— Start —

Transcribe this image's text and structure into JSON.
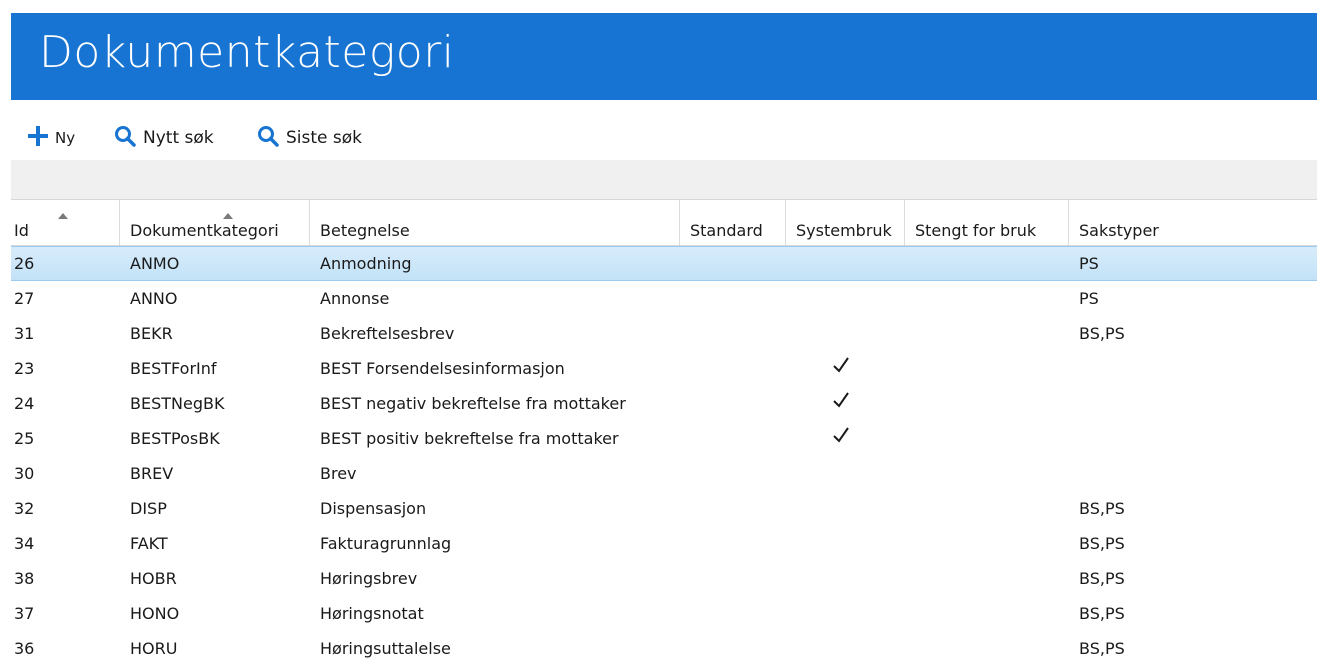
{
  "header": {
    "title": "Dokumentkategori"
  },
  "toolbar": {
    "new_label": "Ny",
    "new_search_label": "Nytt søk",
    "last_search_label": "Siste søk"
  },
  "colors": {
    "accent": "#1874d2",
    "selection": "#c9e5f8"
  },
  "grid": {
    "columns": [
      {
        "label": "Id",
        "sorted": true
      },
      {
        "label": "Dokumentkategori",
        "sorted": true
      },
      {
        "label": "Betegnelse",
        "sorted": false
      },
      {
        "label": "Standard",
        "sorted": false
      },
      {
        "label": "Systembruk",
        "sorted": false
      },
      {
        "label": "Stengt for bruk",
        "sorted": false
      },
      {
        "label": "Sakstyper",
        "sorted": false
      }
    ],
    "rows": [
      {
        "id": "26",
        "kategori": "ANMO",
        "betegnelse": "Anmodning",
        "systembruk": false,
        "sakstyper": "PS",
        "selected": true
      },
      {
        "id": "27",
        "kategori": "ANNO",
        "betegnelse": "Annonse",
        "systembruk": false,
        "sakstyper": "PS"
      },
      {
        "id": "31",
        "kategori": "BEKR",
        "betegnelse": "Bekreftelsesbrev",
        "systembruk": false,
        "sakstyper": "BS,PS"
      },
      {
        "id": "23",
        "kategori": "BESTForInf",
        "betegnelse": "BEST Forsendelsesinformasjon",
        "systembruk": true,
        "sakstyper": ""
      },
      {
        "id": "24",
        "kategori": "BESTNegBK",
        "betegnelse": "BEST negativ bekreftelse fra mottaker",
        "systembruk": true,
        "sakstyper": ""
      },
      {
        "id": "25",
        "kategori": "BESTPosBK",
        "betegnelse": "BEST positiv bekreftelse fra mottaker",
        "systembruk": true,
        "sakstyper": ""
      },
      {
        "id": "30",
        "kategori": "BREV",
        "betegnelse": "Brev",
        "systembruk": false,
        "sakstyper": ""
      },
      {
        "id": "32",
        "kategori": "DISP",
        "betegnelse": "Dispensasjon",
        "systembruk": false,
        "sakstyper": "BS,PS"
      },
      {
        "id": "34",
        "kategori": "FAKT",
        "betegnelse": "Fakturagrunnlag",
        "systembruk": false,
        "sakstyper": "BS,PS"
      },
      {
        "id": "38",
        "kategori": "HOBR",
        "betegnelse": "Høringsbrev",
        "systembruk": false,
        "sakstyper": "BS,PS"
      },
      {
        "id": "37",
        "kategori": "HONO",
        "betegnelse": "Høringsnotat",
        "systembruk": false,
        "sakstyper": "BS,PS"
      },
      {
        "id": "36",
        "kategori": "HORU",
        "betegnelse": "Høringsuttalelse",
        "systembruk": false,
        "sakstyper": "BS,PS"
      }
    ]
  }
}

— End —

[WHAT IS NEEDED]: Using the listing above, pick out each line that contains the word "Dokumentkategori", then copy it.

[TASK ANSWER]:
    "title": "Dokumentkategori"
        "label": "Dokumentkategori",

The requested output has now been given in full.